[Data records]
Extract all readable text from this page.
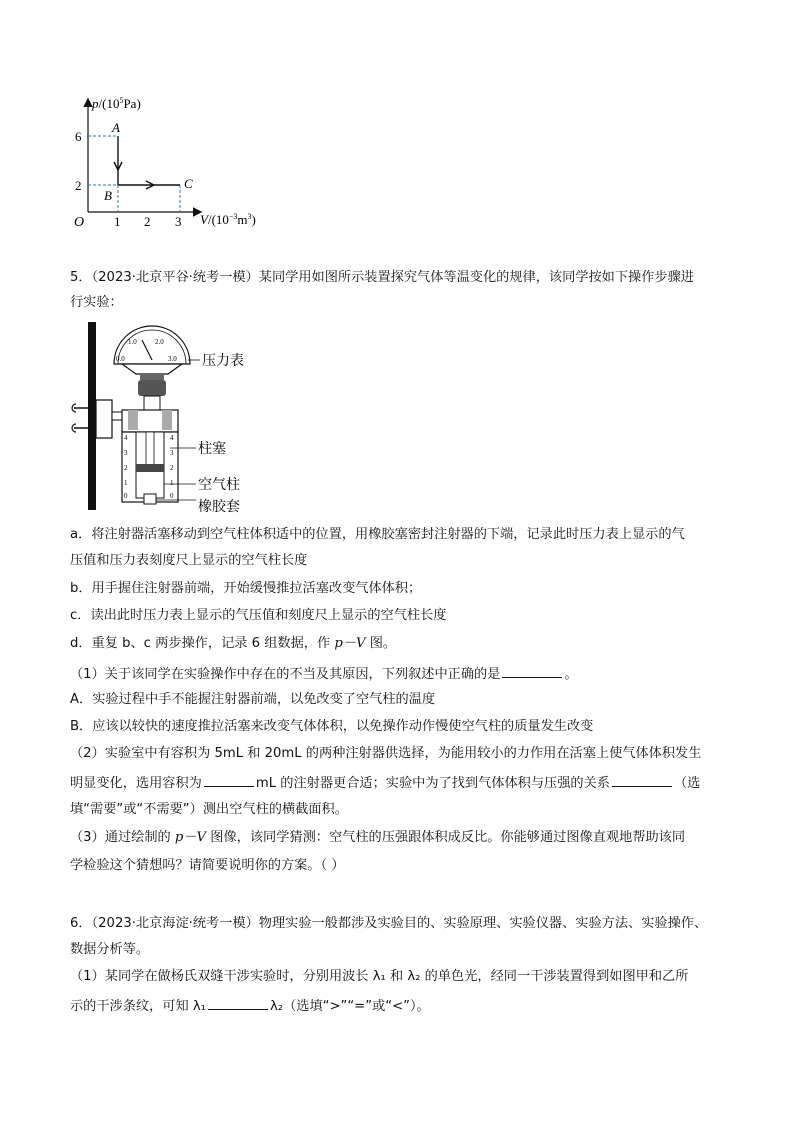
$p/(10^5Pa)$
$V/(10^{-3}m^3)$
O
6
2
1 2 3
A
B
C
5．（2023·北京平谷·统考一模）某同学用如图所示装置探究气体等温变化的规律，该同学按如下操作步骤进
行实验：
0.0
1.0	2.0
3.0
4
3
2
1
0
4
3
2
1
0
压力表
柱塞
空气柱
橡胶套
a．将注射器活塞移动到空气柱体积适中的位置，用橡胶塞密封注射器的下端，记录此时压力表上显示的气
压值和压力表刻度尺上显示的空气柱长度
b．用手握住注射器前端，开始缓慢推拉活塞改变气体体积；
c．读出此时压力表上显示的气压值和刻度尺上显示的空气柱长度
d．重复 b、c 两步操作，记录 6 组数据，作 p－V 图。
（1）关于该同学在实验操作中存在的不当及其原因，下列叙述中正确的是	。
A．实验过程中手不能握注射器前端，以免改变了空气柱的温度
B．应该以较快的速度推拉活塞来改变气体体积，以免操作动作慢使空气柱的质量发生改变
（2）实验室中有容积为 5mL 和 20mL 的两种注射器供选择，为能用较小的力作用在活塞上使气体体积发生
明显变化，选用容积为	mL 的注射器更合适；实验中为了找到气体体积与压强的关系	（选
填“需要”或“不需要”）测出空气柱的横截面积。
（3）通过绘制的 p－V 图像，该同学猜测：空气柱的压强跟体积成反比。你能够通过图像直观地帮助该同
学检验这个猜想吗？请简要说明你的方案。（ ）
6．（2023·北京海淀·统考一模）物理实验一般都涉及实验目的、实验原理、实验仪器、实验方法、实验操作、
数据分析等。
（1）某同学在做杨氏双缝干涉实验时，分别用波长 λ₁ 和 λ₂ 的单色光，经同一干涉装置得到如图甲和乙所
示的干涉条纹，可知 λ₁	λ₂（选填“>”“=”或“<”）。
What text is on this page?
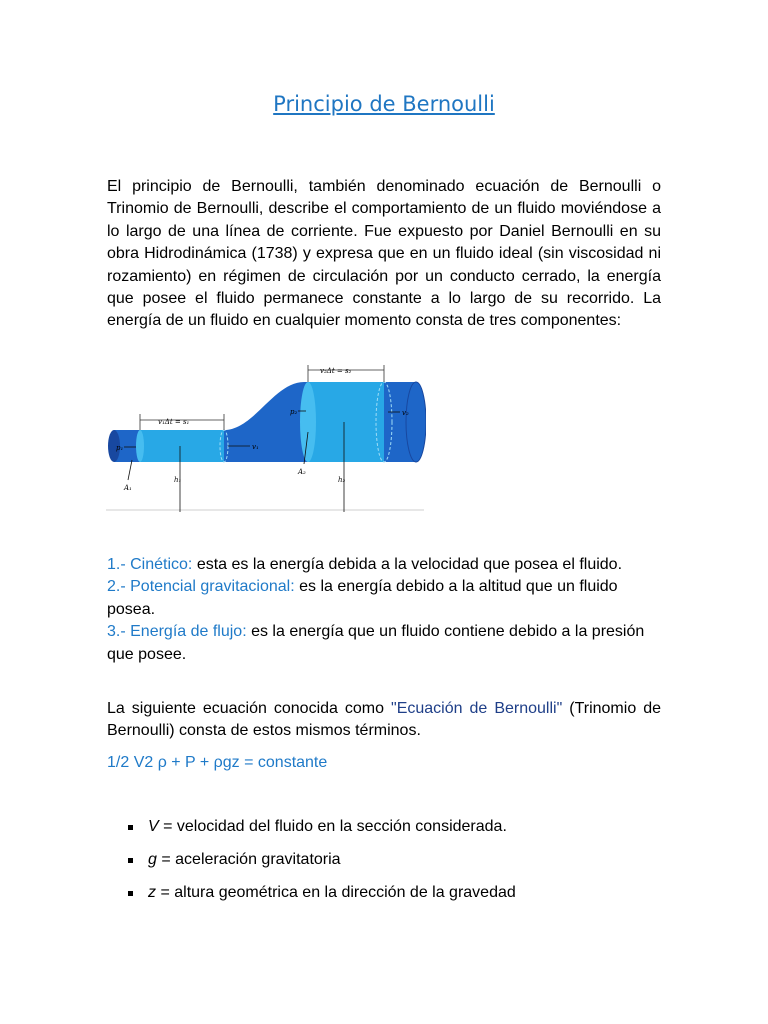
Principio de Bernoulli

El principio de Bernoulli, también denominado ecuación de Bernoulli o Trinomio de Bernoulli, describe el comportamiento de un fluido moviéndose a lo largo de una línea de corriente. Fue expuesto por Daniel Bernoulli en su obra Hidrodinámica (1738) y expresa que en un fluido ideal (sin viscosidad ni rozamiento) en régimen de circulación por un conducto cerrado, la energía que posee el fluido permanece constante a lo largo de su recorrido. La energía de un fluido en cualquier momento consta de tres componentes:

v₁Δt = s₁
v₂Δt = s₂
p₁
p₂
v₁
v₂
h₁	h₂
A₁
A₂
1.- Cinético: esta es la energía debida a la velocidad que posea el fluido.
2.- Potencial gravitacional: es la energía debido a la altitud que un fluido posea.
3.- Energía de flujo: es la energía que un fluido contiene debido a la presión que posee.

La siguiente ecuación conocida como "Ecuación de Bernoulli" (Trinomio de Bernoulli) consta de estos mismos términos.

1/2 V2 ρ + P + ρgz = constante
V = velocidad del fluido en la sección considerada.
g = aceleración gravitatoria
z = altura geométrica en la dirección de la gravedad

__STATED EXERCISE__: Make a word-for-word copy of the entries, without any pictures.

__TASK RESULT__:
Extract all readable text from this page.
$p/(10^5Pa)$
$V/(10^{-3}m^3)$
O
6
2
1 2 3
A
B
C
5．（2023·北京平谷·统考一模）某同学用如图所示装置探究气体等温变化的规律，该同学按如下操作步骤进
行实验：
0.0
1.0	2.0
3.0
4
3
2
1
0
4
3
2
1
0
压力表
柱塞
空气柱
橡胶套
a．将注射器活塞移动到空气柱体积适中的位置，用橡胶塞密封注射器的下端，记录此时压力表上显示的气
压值和压力表刻度尺上显示的空气柱长度
b．用手握住注射器前端，开始缓慢推拉活塞改变气体体积；
c．读出此时压力表上显示的气压值和刻度尺上显示的空气柱长度
d．重复 b、c 两步操作，记录 6 组数据，作 p－V 图。
（1）关于该同学在实验操作中存在的不当及其原因，下列叙述中正确的是	。
A．实验过程中手不能握注射器前端，以免改变了空气柱的温度
B．应该以较快的速度推拉活塞来改变气体体积，以免操作动作慢使空气柱的质量发生改变
（2）实验室中有容积为 5mL 和 20mL 的两种注射器供选择，为能用较小的力作用在活塞上使气体体积发生
明显变化，选用容积为	mL 的注射器更合适；实验中为了找到气体体积与压强的关系	（选
填“需要”或“不需要”）测出空气柱的横截面积。
（3）通过绘制的 p－V 图像，该同学猜测：空气柱的压强跟体积成反比。你能够通过图像直观地帮助该同
学检验这个猜想吗？请简要说明你的方案。（ ）
6．（2023·北京海淀·统考一模）物理实验一般都涉及实验目的、实验原理、实验仪器、实验方法、实验操作、
数据分析等。
（1）某同学在做杨氏双缝干涉实验时，分别用波长 λ₁ 和 λ₂ 的单色光，经同一干涉装置得到如图甲和乙所
示的干涉条纹，可知 λ₁	λ₂（选填“>”“=”或“<”）。
What text is on this page?
Principio de Bernoulli

El principio de Bernoulli, también denominado ecuación de Bernoulli o Trinomio de Bernoulli, describe el comportamiento de un fluido moviéndose a lo largo de una línea de corriente. Fue expuesto por Daniel Bernoulli en su obra Hidrodinámica (1738) y expresa que en un fluido ideal (sin viscosidad ni rozamiento) en régimen de circulación por un conducto cerrado, la energía que posee el fluido permanece constante a lo largo de su recorrido. La energía de un fluido en cualquier momento consta de tres componentes:

v₁Δt = s₁
v₂Δt = s₂
p₁
p₂
v₁
v₂
h₁	h₂
A₁
A₂
1.- Cinético: esta es la energía debida a la velocidad que posea el fluido.
2.- Potencial gravitacional: es la energía debido a la altitud que un fluido posea.
3.- Energía de flujo: es la energía que un fluido contiene debido a la presión que posee.

La siguiente ecuación conocida como "Ecuación de Bernoulli" (Trinomio de Bernoulli) consta de estos mismos términos.

1/2 V2 ρ + P + ρgz = constante
V = velocidad del fluido en la sección considerada.
g = aceleración gravitatoria
z = altura geométrica en la dirección de la gravedad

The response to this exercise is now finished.